**WORK TO BE COMPLETED**
In the data, extract each line that holds the string "screenshot".

>> BEGIN DATA FOR THIS EXERCISE

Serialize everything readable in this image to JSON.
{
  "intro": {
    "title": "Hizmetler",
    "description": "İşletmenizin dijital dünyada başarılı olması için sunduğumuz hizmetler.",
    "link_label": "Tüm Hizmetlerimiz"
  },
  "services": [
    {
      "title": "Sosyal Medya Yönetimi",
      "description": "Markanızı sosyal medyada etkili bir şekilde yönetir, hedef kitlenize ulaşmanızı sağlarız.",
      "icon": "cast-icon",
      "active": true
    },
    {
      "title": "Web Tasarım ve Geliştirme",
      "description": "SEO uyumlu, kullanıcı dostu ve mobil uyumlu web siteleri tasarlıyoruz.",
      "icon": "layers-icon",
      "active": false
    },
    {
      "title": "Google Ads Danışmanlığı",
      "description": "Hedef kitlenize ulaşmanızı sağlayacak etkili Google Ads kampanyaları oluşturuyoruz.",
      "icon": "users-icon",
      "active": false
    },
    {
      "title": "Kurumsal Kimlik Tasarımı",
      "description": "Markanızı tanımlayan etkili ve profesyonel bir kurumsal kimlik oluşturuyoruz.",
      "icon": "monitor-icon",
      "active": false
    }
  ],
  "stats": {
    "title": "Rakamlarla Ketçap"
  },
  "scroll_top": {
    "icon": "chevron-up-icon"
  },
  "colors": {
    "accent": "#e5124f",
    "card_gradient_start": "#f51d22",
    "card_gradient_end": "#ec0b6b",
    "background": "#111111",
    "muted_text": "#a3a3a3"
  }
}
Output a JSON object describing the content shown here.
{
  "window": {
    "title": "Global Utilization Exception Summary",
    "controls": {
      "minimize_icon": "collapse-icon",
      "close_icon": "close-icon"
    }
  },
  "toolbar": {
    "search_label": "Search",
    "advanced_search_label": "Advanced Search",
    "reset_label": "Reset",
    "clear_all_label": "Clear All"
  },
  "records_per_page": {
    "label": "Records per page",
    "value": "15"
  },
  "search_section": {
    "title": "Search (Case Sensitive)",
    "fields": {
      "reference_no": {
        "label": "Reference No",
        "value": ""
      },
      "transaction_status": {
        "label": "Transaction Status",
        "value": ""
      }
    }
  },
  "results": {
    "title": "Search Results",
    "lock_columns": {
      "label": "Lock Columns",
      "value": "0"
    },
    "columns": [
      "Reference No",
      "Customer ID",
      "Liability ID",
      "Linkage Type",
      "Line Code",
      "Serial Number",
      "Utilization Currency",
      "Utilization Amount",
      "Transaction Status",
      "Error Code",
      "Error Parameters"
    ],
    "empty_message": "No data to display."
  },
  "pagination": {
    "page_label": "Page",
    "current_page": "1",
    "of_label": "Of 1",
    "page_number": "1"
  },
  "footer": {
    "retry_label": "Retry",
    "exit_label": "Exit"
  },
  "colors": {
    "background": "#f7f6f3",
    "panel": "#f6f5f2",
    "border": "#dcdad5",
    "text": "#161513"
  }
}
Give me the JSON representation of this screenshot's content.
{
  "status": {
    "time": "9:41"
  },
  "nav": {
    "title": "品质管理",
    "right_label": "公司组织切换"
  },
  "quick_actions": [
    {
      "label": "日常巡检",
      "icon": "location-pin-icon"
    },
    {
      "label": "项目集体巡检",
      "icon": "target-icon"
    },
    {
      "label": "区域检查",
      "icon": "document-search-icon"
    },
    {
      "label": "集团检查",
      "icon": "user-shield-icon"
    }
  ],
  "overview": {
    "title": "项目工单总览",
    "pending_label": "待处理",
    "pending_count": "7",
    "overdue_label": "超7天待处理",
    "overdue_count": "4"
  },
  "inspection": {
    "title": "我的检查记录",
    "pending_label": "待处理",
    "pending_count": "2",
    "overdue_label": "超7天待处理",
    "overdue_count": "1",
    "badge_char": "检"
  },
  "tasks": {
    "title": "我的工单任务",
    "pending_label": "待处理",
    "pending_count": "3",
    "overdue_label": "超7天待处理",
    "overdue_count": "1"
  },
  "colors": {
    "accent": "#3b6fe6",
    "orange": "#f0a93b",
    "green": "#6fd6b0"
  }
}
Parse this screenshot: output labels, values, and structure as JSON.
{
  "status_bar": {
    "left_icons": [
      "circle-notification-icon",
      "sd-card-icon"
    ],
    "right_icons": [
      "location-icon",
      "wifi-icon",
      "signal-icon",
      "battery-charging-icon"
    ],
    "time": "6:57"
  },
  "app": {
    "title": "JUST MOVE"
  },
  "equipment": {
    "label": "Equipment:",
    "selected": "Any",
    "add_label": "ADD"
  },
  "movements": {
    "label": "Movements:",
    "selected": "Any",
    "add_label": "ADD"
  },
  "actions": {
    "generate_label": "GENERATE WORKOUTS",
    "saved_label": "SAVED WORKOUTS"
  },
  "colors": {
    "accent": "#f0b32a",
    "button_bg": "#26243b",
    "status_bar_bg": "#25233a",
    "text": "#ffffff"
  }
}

>> END DATA FOR THIS EXERCISE

**FINISHED EXERCISE**
Give me the JSON representation of this screenshot's content.
Parse this screenshot: output labels, values, and structure as JSON.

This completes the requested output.